» Work required: Transcribe the records below exactly as they appear.

** START OF The data **

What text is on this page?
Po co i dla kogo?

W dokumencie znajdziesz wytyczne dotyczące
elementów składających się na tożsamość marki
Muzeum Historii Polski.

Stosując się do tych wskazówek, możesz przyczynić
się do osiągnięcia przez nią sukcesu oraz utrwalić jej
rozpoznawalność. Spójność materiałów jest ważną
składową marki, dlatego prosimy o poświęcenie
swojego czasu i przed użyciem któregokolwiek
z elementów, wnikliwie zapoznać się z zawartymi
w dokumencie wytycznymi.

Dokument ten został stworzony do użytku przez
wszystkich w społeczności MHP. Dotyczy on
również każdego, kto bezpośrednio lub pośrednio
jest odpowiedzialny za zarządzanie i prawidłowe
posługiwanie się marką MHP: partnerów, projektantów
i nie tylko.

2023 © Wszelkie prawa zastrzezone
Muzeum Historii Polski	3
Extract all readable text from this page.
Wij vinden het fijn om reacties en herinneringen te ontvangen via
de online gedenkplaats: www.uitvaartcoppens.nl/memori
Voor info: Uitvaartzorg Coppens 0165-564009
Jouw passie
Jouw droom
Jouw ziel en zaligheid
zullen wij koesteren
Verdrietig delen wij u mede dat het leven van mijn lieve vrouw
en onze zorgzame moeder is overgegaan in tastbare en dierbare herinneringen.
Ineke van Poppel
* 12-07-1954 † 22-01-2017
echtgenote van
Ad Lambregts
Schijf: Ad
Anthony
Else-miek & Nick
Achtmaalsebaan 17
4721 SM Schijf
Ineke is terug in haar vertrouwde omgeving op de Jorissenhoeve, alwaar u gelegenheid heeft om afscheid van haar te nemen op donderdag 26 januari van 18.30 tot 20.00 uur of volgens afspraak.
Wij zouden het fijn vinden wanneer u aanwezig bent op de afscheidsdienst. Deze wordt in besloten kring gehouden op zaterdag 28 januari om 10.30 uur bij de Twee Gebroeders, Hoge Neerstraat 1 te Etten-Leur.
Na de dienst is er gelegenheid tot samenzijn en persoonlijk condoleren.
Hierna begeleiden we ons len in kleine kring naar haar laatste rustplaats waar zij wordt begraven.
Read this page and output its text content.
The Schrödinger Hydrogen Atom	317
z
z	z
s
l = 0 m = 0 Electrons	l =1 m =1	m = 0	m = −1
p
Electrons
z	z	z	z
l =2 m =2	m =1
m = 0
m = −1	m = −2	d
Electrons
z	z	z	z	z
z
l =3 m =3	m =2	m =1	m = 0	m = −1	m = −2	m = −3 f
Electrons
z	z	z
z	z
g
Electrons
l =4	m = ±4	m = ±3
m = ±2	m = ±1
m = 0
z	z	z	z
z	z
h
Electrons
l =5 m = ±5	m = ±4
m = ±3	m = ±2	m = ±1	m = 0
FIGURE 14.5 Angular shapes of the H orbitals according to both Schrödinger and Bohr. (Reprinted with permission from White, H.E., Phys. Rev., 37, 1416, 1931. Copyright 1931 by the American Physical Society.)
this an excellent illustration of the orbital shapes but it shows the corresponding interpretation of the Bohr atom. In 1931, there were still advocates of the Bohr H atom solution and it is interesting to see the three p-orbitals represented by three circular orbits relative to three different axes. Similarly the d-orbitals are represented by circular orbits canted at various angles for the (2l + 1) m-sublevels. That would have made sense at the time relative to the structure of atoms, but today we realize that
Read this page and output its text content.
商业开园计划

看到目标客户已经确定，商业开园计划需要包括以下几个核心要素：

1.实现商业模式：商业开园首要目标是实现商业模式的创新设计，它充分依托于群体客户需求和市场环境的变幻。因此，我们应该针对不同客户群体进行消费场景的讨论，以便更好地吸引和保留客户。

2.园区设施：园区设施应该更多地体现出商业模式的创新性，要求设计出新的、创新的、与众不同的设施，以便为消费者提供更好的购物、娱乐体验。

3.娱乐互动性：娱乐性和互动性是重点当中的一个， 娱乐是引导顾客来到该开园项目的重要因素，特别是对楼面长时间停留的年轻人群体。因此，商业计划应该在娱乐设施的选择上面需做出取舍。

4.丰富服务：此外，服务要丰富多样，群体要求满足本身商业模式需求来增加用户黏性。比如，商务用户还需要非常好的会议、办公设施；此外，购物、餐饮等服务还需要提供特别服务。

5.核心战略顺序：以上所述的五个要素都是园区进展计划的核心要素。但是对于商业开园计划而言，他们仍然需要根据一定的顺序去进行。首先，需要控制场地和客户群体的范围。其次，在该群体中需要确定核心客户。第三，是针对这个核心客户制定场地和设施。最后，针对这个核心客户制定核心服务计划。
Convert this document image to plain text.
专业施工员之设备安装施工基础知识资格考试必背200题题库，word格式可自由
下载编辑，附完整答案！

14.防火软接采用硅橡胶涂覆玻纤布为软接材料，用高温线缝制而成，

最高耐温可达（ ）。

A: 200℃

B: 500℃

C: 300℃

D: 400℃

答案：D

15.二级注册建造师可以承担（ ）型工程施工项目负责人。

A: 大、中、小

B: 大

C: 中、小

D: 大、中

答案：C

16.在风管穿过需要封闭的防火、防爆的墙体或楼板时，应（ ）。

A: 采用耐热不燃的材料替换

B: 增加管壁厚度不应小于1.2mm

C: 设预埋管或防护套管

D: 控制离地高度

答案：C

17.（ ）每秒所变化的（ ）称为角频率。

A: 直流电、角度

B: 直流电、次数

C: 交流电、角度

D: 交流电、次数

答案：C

** END OF The data **

» Finished answer:
What text is on this page?
Po co i dla kogo?

W dokumencie znajdziesz wytyczne dotyczące
elementów składających się na tożsamość marki
Muzeum Historii Polski.

Stosując się do tych wskazówek, możesz przyczynić
się do osiągnięcia przez nią sukcesu oraz utrwalić jej
rozpoznawalność. Spójność materiałów jest ważną
składową marki, dlatego prosimy o poświęcenie
swojego czasu i przed użyciem któregokolwiek
z elementów, wnikliwie zapoznać się z zawartymi
w dokumencie wytycznymi.

Dokument ten został stworzony do użytku przez
wszystkich w społeczności MHP. Dotyczy on
również każdego, kto bezpośrednio lub pośrednio
jest odpowiedzialny za zarządzanie i prawidłowe
posługiwanie się marką MHP: partnerów, projektantów
i nie tylko.

2023 © Wszelkie prawa zastrzezone
Muzeum Historii Polski	3
Extract all readable text from this page.
Wij vinden het fijn om reacties en herinneringen te ontvangen via
de online gedenkplaats: www.uitvaartcoppens.nl/memori
Voor info: Uitvaartzorg Coppens 0165-564009
Jouw passie
Jouw droom
Jouw ziel en zaligheid
zullen wij koesteren
Verdrietig delen wij u mede dat het leven van mijn lieve vrouw
en onze zorgzame moeder is overgegaan in tastbare en dierbare herinneringen.
Ineke van Poppel
* 12-07-1954 † 22-01-2017
echtgenote van
Ad Lambregts
Schijf: Ad
Anthony
Else-miek & Nick
Achtmaalsebaan 17
4721 SM Schijf
Ineke is terug in haar vertrouwde omgeving op de Jorissenhoeve, alwaar u gelegenheid heeft om afscheid van haar te nemen op donderdag 26 januari van 18.30 tot 20.00 uur of volgens afspraak.
Wij zouden het fijn vinden wanneer u aanwezig bent op de afscheidsdienst. Deze wordt in besloten kring gehouden op zaterdag 28 januari om 10.30 uur bij de Twee Gebroeders, Hoge Neerstraat 1 te Etten-Leur.
Na de dienst is er gelegenheid tot samenzijn en persoonlijk condoleren.
Hierna begeleiden we ons len in kleine kring naar haar laatste rustplaats waar zij wordt begraven.
Read this page and output its text content.
The Schrödinger Hydrogen Atom	317
z
z	z
s
l = 0 m = 0 Electrons	l =1 m =1	m = 0	m = −1
p
Electrons
z	z	z	z
l =2 m =2	m =1
m = 0
m = −1	m = −2	d
Electrons
z	z	z	z	z
z
l =3 m =3	m =2	m =1	m = 0	m = −1	m = −2	m = −3 f
Electrons
z	z	z
z	z
g
Electrons
l =4	m = ±4	m = ±3
m = ±2	m = ±1
m = 0
z	z	z	z
z	z
h
Electrons
l =5 m = ±5	m = ±4
m = ±3	m = ±2	m = ±1	m = 0
FIGURE 14.5 Angular shapes of the H orbitals according to both Schrödinger and Bohr. (Reprinted with permission from White, H.E., Phys. Rev., 37, 1416, 1931. Copyright 1931 by the American Physical Society.)
this an excellent illustration of the orbital shapes but it shows the corresponding interpretation of the Bohr atom. In 1931, there were still advocates of the Bohr H atom solution and it is interesting to see the three p-orbitals represented by three circular orbits relative to three different axes. Similarly the d-orbitals are represented by circular orbits canted at various angles for the (2l + 1) m-sublevels. That would have made sense at the time relative to the structure of atoms, but today we realize that
Read this page and output its text content.
商业开园计划

看到目标客户已经确定，商业开园计划需要包括以下几个核心要素：

1.实现商业模式：商业开园首要目标是实现商业模式的创新设计，它充分依托于群体客户需求和市场环境的变幻。因此，我们应该针对不同客户群体进行消费场景的讨论，以便更好地吸引和保留客户。

2.园区设施：园区设施应该更多地体现出商业模式的创新性，要求设计出新的、创新的、与众不同的设施，以便为消费者提供更好的购物、娱乐体验。

3.娱乐互动性：娱乐性和互动性是重点当中的一个， 娱乐是引导顾客来到该开园项目的重要因素，特别是对楼面长时间停留的年轻人群体。因此，商业计划应该在娱乐设施的选择上面需做出取舍。

4.丰富服务：此外，服务要丰富多样，群体要求满足本身商业模式需求来增加用户黏性。比如，商务用户还需要非常好的会议、办公设施；此外，购物、餐饮等服务还需要提供特别服务。

5.核心战略顺序：以上所述的五个要素都是园区进展计划的核心要素。但是对于商业开园计划而言，他们仍然需要根据一定的顺序去进行。首先，需要控制场地和客户群体的范围。其次，在该群体中需要确定核心客户。第三，是针对这个核心客户制定场地和设施。最后，针对这个核心客户制定核心服务计划。
Convert this document image to plain text.
专业施工员之设备安装施工基础知识资格考试必背200题题库，word格式可自由
下载编辑，附完整答案！

14.防火软接采用硅橡胶涂覆玻纤布为软接材料，用高温线缝制而成，

最高耐温可达（ ）。

A: 200℃

B: 500℃

C: 300℃

D: 400℃

答案：D

15.二级注册建造师可以承担（ ）型工程施工项目负责人。

A: 大、中、小

B: 大

C: 中、小

D: 大、中

答案：C

16.在风管穿过需要封闭的防火、防爆的墙体或楼板时，应（ ）。

A: 采用耐热不燃的材料替换

B: 增加管壁厚度不应小于1.2mm

C: 设预埋管或防护套管

D: 控制离地高度

答案：C

17.（ ）每秒所变化的（ ）称为角频率。

A: 直流电、角度

B: 直流电、次数

C: 交流电、角度

D: 交流电、次数

答案：C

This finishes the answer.